--- START Exercise materials ---

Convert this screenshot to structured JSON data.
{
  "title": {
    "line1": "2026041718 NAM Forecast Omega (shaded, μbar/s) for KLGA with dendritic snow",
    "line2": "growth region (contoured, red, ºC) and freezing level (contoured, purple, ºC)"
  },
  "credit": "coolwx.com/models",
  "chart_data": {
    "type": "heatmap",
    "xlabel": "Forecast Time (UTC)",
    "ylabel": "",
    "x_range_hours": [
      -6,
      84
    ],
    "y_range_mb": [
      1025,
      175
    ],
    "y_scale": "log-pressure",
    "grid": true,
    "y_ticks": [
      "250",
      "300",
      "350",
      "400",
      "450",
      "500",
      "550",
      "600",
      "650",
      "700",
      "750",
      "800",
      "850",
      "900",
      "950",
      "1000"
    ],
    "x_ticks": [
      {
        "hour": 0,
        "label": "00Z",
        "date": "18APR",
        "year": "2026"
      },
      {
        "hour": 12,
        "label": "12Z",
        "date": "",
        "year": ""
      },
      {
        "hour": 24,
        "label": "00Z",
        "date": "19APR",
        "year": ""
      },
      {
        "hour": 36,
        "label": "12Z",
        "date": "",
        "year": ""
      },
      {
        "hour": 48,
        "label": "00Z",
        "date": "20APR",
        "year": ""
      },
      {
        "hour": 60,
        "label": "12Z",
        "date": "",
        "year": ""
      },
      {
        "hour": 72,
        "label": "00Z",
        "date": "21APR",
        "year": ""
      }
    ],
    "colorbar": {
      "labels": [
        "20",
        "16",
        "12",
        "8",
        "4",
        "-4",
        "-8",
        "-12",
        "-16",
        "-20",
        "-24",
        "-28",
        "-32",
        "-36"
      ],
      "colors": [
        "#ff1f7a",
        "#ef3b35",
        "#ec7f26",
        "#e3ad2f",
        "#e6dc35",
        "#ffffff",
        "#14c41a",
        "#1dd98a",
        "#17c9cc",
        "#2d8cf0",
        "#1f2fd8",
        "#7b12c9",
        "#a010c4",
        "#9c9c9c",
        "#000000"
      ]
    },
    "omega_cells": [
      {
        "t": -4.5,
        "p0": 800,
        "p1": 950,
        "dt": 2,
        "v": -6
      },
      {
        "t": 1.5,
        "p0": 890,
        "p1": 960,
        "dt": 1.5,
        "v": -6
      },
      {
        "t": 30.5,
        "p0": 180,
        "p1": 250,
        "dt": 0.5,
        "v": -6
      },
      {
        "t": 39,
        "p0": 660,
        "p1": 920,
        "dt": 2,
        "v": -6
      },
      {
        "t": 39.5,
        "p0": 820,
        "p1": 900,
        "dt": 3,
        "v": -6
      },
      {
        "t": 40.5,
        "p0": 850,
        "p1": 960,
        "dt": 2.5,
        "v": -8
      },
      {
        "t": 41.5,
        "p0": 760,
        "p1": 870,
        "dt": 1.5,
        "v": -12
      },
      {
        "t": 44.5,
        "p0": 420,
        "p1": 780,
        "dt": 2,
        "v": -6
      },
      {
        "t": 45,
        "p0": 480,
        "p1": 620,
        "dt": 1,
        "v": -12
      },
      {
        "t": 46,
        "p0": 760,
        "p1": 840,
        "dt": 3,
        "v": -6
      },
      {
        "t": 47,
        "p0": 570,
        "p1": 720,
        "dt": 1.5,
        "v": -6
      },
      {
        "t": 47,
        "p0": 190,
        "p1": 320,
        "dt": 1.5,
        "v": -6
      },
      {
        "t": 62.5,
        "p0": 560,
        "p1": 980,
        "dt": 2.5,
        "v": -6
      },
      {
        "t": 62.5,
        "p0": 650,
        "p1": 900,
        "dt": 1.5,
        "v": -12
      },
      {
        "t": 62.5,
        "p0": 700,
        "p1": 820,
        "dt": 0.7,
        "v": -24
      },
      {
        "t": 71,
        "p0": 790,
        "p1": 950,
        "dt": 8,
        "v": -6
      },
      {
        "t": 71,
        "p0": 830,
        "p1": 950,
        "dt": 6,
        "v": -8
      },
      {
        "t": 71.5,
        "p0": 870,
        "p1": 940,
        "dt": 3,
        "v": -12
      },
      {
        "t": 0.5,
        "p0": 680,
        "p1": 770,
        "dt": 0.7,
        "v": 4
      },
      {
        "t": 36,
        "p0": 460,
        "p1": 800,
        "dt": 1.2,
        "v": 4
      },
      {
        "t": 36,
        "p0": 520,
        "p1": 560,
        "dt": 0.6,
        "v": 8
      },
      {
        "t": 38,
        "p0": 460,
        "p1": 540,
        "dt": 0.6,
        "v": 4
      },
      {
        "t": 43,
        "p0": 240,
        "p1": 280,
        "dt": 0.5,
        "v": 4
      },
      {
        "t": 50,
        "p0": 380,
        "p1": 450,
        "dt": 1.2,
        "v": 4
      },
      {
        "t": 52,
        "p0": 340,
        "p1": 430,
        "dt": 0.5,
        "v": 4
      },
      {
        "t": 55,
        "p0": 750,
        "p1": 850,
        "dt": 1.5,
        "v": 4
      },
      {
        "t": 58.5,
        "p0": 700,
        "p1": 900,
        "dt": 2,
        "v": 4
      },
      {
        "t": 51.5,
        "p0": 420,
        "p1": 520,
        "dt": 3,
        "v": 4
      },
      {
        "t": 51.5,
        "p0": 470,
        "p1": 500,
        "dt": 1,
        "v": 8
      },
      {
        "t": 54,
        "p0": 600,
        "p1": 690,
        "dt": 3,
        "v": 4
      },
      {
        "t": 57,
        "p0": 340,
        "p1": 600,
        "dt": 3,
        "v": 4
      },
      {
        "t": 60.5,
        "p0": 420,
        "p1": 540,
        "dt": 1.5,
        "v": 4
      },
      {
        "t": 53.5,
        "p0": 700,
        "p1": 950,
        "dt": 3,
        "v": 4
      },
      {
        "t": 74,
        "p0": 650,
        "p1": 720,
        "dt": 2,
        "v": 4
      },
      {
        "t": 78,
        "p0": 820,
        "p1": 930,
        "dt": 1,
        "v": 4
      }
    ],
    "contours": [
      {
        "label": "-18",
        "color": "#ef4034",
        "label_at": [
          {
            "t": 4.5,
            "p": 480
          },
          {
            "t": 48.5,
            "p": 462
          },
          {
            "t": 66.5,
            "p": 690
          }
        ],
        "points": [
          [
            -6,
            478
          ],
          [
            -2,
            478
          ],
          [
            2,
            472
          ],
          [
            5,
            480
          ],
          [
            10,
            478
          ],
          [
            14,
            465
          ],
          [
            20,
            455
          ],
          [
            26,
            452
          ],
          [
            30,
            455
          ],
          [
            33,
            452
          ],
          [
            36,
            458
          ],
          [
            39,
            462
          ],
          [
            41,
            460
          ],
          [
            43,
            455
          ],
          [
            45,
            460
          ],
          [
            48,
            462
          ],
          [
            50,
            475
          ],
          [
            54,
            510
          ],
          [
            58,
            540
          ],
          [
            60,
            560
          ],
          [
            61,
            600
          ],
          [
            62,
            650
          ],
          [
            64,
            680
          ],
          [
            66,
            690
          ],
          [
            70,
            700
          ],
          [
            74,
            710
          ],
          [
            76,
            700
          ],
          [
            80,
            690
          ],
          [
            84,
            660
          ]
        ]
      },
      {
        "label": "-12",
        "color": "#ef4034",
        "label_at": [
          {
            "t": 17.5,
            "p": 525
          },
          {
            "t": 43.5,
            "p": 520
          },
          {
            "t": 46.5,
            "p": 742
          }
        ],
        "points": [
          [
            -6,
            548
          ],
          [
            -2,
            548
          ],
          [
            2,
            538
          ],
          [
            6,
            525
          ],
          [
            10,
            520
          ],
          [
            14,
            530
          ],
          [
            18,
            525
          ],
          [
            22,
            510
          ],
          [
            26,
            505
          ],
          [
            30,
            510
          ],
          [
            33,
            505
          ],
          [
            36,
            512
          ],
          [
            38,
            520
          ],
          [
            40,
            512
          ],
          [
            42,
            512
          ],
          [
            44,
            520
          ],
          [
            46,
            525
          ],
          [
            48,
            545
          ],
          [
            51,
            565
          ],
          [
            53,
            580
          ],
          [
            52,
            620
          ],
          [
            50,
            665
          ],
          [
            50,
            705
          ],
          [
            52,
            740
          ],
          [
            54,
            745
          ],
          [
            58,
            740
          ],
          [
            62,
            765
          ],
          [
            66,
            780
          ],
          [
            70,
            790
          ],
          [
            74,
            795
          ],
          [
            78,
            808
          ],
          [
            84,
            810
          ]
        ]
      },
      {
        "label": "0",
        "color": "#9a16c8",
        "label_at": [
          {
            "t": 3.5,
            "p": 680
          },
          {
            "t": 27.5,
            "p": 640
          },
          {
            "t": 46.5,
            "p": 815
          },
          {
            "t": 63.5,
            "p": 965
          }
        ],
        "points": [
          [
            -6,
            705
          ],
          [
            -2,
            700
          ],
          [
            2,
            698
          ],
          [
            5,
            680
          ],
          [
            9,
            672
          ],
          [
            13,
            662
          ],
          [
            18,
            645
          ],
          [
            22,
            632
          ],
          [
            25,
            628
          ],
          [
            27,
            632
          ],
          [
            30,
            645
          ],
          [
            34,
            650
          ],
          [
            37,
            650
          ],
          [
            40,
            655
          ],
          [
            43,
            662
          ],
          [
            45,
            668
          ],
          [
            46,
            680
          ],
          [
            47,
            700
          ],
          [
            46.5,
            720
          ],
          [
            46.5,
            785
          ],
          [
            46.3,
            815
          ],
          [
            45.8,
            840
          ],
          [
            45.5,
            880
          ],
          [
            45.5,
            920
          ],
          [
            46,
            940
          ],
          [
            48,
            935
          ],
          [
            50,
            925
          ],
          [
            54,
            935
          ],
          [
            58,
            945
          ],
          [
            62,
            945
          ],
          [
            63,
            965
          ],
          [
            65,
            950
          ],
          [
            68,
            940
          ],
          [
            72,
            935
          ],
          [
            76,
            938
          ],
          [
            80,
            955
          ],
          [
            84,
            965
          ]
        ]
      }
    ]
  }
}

--- END Exercise materials ---

Problem details:
From the entries, report each line that includes the word "Forecast".

The answer:
    "line1": "2026041718 NAM Forecast Omega (shaded, μbar/s) for KLGA with dendritic snow",
    "xlabel": "Forecast Time (UTC)",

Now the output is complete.